■ Data provided
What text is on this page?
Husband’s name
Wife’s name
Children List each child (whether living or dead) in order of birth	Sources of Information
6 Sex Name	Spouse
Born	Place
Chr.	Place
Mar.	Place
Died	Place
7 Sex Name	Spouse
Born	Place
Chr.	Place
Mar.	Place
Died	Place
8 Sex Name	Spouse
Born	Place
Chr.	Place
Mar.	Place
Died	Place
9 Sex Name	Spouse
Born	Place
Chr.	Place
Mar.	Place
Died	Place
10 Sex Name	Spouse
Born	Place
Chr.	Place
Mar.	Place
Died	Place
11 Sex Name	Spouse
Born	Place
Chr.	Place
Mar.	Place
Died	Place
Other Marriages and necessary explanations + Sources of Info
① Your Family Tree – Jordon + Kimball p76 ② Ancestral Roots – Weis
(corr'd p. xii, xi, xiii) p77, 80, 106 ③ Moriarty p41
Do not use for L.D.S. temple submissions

■ What the task requires
Emit the full listing verbatim.

■ The completed task
What text is on this page?
Husband’s name
Wife’s name
Children List each child (whether living or dead) in order of birth	Sources of Information
6 Sex Name	Spouse
Born	Place
Chr.	Place
Mar.	Place
Died	Place
7 Sex Name	Spouse
Born	Place
Chr.	Place
Mar.	Place
Died	Place
8 Sex Name	Spouse
Born	Place
Chr.	Place
Mar.	Place
Died	Place
9 Sex Name	Spouse
Born	Place
Chr.	Place
Mar.	Place
Died	Place
10 Sex Name	Spouse
Born	Place
Chr.	Place
Mar.	Place
Died	Place
11 Sex Name	Spouse
Born	Place
Chr.	Place
Mar.	Place
Died	Place
Other Marriages and necessary explanations + Sources of Info
① Your Family Tree – Jordon + Kimball p76 ② Ancestral Roots – Weis
(corr'd p. xii, xi, xiii) p77, 80, 106 ③ Moriarty p41
Do not use for L.D.S. temple submissions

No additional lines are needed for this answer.